* SHORT TASK
Show all lines from the data that include the word "Gartner".

[START]

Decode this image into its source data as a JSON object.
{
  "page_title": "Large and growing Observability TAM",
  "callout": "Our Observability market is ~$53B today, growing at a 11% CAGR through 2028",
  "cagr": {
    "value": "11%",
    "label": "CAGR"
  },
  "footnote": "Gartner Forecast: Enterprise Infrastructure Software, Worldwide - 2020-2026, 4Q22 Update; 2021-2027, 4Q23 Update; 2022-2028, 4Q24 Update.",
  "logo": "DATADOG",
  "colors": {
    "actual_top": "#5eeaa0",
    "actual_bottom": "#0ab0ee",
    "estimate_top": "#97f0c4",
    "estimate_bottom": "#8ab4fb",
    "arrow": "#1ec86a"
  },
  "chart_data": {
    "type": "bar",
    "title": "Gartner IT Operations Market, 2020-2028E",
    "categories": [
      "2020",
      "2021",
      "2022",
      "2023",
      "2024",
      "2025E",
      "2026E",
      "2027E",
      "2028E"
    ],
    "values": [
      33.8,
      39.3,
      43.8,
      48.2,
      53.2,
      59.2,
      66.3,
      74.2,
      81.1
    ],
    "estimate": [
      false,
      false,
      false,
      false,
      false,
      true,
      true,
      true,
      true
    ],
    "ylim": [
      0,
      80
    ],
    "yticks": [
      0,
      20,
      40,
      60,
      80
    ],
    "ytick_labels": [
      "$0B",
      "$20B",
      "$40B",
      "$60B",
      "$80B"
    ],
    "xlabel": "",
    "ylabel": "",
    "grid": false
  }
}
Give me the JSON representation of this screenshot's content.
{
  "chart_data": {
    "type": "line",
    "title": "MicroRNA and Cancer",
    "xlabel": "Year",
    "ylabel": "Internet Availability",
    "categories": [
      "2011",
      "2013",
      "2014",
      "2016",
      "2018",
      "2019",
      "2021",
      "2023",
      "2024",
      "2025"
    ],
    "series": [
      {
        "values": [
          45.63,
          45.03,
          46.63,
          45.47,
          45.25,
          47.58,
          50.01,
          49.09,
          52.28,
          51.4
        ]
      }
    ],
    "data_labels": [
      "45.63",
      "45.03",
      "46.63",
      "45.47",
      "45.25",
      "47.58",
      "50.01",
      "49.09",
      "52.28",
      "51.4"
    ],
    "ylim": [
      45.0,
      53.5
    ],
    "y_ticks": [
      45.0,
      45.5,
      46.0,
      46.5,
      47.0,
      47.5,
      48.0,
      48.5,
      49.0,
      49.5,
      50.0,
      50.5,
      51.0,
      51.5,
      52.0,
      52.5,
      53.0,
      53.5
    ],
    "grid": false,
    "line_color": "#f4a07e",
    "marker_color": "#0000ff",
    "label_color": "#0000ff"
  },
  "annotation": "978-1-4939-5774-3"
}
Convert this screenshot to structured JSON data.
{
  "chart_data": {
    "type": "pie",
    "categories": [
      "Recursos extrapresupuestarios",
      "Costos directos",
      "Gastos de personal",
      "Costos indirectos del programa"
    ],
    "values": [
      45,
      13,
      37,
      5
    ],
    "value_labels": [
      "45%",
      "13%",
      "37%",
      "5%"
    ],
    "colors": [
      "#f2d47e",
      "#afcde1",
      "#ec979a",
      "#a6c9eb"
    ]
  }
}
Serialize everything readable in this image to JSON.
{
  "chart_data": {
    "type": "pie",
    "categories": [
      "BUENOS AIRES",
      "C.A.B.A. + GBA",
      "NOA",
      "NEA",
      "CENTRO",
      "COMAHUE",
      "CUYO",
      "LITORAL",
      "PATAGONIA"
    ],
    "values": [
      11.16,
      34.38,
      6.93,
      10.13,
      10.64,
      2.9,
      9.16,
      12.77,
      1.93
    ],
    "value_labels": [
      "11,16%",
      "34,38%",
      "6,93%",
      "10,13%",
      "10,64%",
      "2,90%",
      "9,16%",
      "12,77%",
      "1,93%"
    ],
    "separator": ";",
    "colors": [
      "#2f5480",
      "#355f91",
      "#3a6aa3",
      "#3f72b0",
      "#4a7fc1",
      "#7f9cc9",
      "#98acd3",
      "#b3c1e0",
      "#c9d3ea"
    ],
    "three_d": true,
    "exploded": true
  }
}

[END]

* IN RESPONSE
  "footnote": "Gartner Forecast: Enterprise Infrastructure Software, Worldwide - 2020-2026, 4Q22 Update; 2021-2027, 4Q23 Update; 2022-2028, 4Q24 Update.",
    "title": "Gartner IT Operations Market, 2020-2028E",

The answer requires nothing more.